> Written problem:
Nothing in the data should change when you return it, but leave the pictures out.

> Records for this exercise:
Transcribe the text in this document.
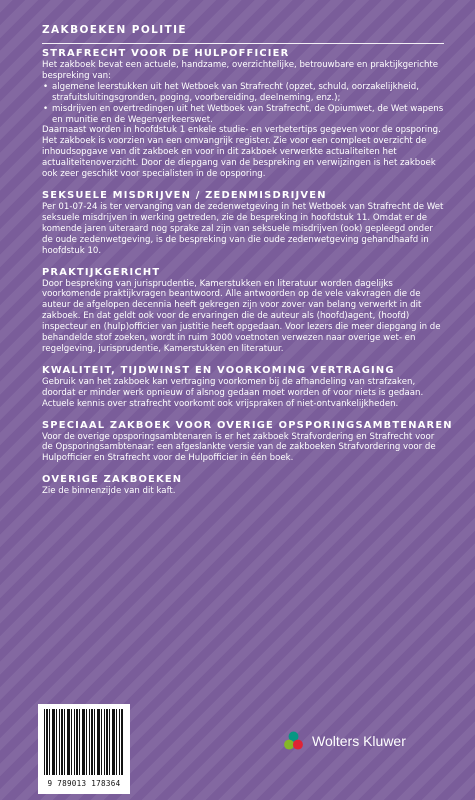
ZAKBOEKEN POLITIE
STRAFRECHT VOOR DE HULPOFFICIER
Het zakboek bevat een actuele, handzame, overzichtelijke, betrouwbare en praktijkgerichte bespreking van:
• algemene leerstukken uit het Wetboek van Strafrecht (opzet, schuld, oorzakelijkheid, strafuitsluitingsgronden, poging, voorbereiding, deelneming, enz.);
• misdrijven en overtredingen uit het Wetboek van Strafrecht, de Opiumwet, de Wet wapens en munitie en de Wegenverkeerswet.
Daarnaast worden in hoofdstuk 1 enkele studie- en verbetertips gegeven voor de opsporing. Het zakboek is voorzien van een omvangrijk register. Zie voor een compleet overzicht de inhoudsopgave van dit zakboek en voor in dit zakboek verwerkte actualiteiten het actualiteitenoverzicht. Door de diepgang van de bespreking en verwijzingen is het zakboek ook zeer geschikt voor specialisten in de opsporing.
SEKSUELE MISDRIJVEN / ZEDENMISDRIJVEN
Per 01-07-24 is ter vervanging van de zedenwetgeving in het Wetboek van Strafrecht de Wet seksuele misdrijven in werking getreden, zie de bespreking in hoofdstuk 11. Omdat er de komende jaren uiteraard nog sprake zal zijn van seksuele misdrijven (ook) gepleegd onder de oude zedenwetgeving, is de bespreking van die oude zedenwetgeving gehandhaafd in hoofdstuk 10.
PRAKTIJKGERICHT
Door bespreking van jurisprudentie, Kamerstukken en literatuur worden dagelijks voorkomende praktijkvragen beantwoord. Alle antwoorden op de vele vakvragen die de auteur de afgelopen decennia heeft gekregen zijn voor zover van belang verwerkt in dit zakboek. En dat geldt ook voor de ervaringen die de auteur als (hoofd)agent, (hoofd) inspecteur en (hulp)officier van justitie heeft opgedaan. Voor lezers die meer diepgang in de behandelde stof zoeken, wordt in ruim 3000 voetnoten verwezen naar overige wet- en regelgeving, jurisprudentie, Kamerstukken en literatuur.
KWALITEIT, TIJDWINST EN VOORKOMING VERTRAGING
Gebruik van het zakboek kan vertraging voorkomen bij de afhandeling van strafzaken, doordat er minder werk opnieuw of alsnog gedaan moet worden of voor niets is gedaan. Actuele kennis over strafrecht voorkomt ook vrijspraken of niet-ontvankelijkheden.
SPECIAAL ZAKBOEK VOOR OVERIGE OPSPORINGSAMBTENAREN
Voor de overige opsporingsambtenaren is er het zakboek Strafvordering en Strafrecht voor de Opsporingsambtenaar: een afgeslankte versie van de zakboeken Strafvordering voor de Hulpofficier en Strafrecht voor de Hulpofficier in één boek.
OVERIGE ZAKBOEKEN
Zie de binnenzijde van dit kaft.
9 789013 178364
Wolters Kluwer
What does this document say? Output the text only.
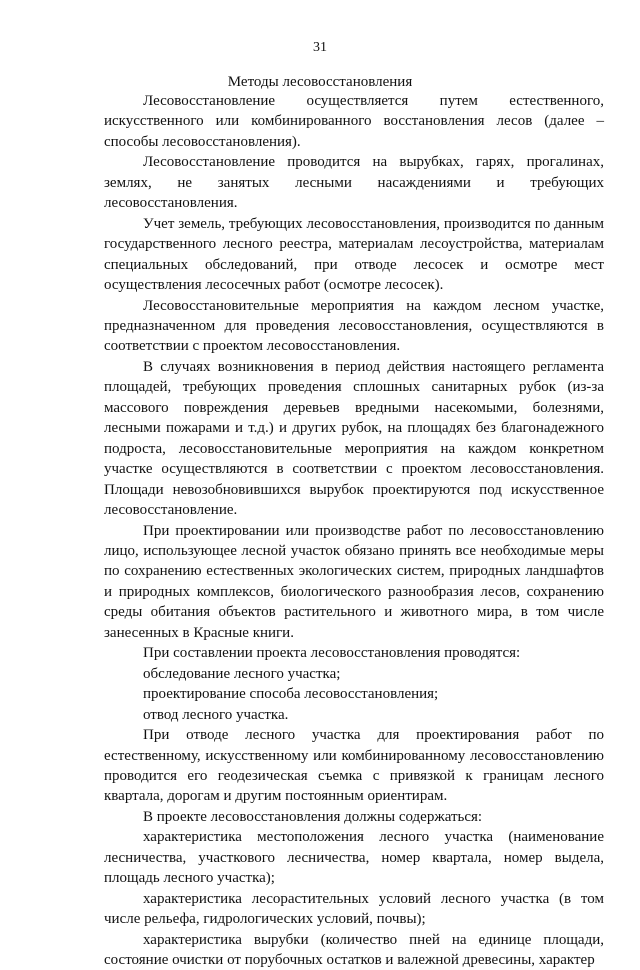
31
Методы лесовосстановления

Лесовосстановление осуществляется путем естественного, искусственного или комбинированного восстановления лесов (далее – способы лесовосстановления).

Лесовосстановление проводится на вырубках, гарях, прогалинах, землях, не занятых лесными насаждениями и требующих лесовосстановления.

Учет земель, требующих лесовосстановления, производится по данным государственного лесного реестра, материалам лесоустройства, материалам специальных обследований, при отводе лесосек и осмотре мест осуществления лесосечных работ (осмотре лесосек).

Лесовосстановительные мероприятия на каждом лесном участке, предназначенном для проведения лесовосстановления, осуществляются в соответствии с проектом лесовосстановления.

В случаях возникновения в период действия настоящего регламента площадей, требующих проведения сплошных санитарных рубок (из-за массового повреждения деревьев вредными насекомыми, болезнями, лесными пожарами и т.д.) и других рубок, на площадях без благонадежного подроста, лесовосстановительные мероприятия на каждом конкретном участке осуществляются в соответствии с проектом лесовосстановления. Площади невозобновившихся вырубок проектируются под искусственное лесовосстановление.

При проектировании или производстве работ по лесовосстановлению лицо, использующее лесной участок обязано принять все необходимые меры по сохранению естественных экологических систем, природных ландшафтов и природных комплексов, биологического разнообразия лесов, сохранению среды обитания объектов растительного и животного мира, в том числе занесенных в Красные книги.

При составлении проекта лесовосстановления проводятся:

обследование лесного участка;

проектирование способа лесовосстановления;

отвод лесного участка.

При отводе лесного участка для проектирования работ по естественному, искусственному или комбинированному лесовосстановлению проводится его геодезическая съемка с привязкой к границам лесного квартала, дорогам и другим постоянным ориентирам.

В проекте лесовосстановления должны содержаться:

характеристика местоположения лесного участка (наименование лесничества, участкового лесничества, номер квартала, номер выдела, площадь лесного участка);

характеристика лесорастительных условий лесного участка (в том числе рельефа, гидрологических условий, почвы);

характеристика вырубки (количество пней на единице площади, состояние очистки от порубочных остатков и валежной древесины, характер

> Final answer:
Transcribe the text in this document.
ZAKBOEKEN POLITIE
STRAFRECHT VOOR DE HULPOFFICIER
Het zakboek bevat een actuele, handzame, overzichtelijke, betrouwbare en praktijkgerichte bespreking van:
• algemene leerstukken uit het Wetboek van Strafrecht (opzet, schuld, oorzakelijkheid, strafuitsluitingsgronden, poging, voorbereiding, deelneming, enz.);
• misdrijven en overtredingen uit het Wetboek van Strafrecht, de Opiumwet, de Wet wapens en munitie en de Wegenverkeerswet.
Daarnaast worden in hoofdstuk 1 enkele studie- en verbetertips gegeven voor de opsporing. Het zakboek is voorzien van een omvangrijk register. Zie voor een compleet overzicht de inhoudsopgave van dit zakboek en voor in dit zakboek verwerkte actualiteiten het actualiteitenoverzicht. Door de diepgang van de bespreking en verwijzingen is het zakboek ook zeer geschikt voor specialisten in de opsporing.
SEKSUELE MISDRIJVEN / ZEDENMISDRIJVEN
Per 01-07-24 is ter vervanging van de zedenwetgeving in het Wetboek van Strafrecht de Wet seksuele misdrijven in werking getreden, zie de bespreking in hoofdstuk 11. Omdat er de komende jaren uiteraard nog sprake zal zijn van seksuele misdrijven (ook) gepleegd onder de oude zedenwetgeving, is de bespreking van die oude zedenwetgeving gehandhaafd in hoofdstuk 10.
PRAKTIJKGERICHT
Door bespreking van jurisprudentie, Kamerstukken en literatuur worden dagelijks voorkomende praktijkvragen beantwoord. Alle antwoorden op de vele vakvragen die de auteur de afgelopen decennia heeft gekregen zijn voor zover van belang verwerkt in dit zakboek. En dat geldt ook voor de ervaringen die de auteur als (hoofd)agent, (hoofd) inspecteur en (hulp)officier van justitie heeft opgedaan. Voor lezers die meer diepgang in de behandelde stof zoeken, wordt in ruim 3000 voetnoten verwezen naar overige wet- en regelgeving, jurisprudentie, Kamerstukken en literatuur.
KWALITEIT, TIJDWINST EN VOORKOMING VERTRAGING
Gebruik van het zakboek kan vertraging voorkomen bij de afhandeling van strafzaken, doordat er minder werk opnieuw of alsnog gedaan moet worden of voor niets is gedaan. Actuele kennis over strafrecht voorkomt ook vrijspraken of niet-ontvankelijkheden.
SPECIAAL ZAKBOEK VOOR OVERIGE OPSPORINGSAMBTENAREN
Voor de overige opsporingsambtenaren is er het zakboek Strafvordering en Strafrecht voor de Opsporingsambtenaar: een afgeslankte versie van de zakboeken Strafvordering voor de Hulpofficier en Strafrecht voor de Hulpofficier in één boek.
OVERIGE ZAKBOEKEN
Zie de binnenzijde van dit kaft.
9 789013 178364
Wolters Kluwer
What does this document say? Output the text only.
31
Методы лесовосстановления

Лесовосстановление осуществляется путем естественного, искусственного или комбинированного восстановления лесов (далее – способы лесовосстановления).

Лесовосстановление проводится на вырубках, гарях, прогалинах, землях, не занятых лесными насаждениями и требующих лесовосстановления.

Учет земель, требующих лесовосстановления, производится по данным государственного лесного реестра, материалам лесоустройства, материалам специальных обследований, при отводе лесосек и осмотре мест осуществления лесосечных работ (осмотре лесосек).

Лесовосстановительные мероприятия на каждом лесном участке, предназначенном для проведения лесовосстановления, осуществляются в соответствии с проектом лесовосстановления.

В случаях возникновения в период действия настоящего регламента площадей, требующих проведения сплошных санитарных рубок (из-за массового повреждения деревьев вредными насекомыми, болезнями, лесными пожарами и т.д.) и других рубок, на площадях без благонадежного подроста, лесовосстановительные мероприятия на каждом конкретном участке осуществляются в соответствии с проектом лесовосстановления. Площади невозобновившихся вырубок проектируются под искусственное лесовосстановление.

При проектировании или производстве работ по лесовосстановлению лицо, использующее лесной участок обязано принять все необходимые меры по сохранению естественных экологических систем, природных ландшафтов и природных комплексов, биологического разнообразия лесов, сохранению среды обитания объектов растительного и животного мира, в том числе занесенных в Красные книги.

При составлении проекта лесовосстановления проводятся:

обследование лесного участка;

проектирование способа лесовосстановления;

отвод лесного участка.

При отводе лесного участка для проектирования работ по естественному, искусственному или комбинированному лесовосстановлению проводится его геодезическая съемка с привязкой к границам лесного квартала, дорогам и другим постоянным ориентирам.

В проекте лесовосстановления должны содержаться:

характеристика местоположения лесного участка (наименование лесничества, участкового лесничества, номер квартала, номер выдела, площадь лесного участка);

характеристика лесорастительных условий лесного участка (в том числе рельефа, гидрологических условий, почвы);

характеристика вырубки (количество пней на единице площади, состояние очистки от порубочных остатков и валежной древесины, характер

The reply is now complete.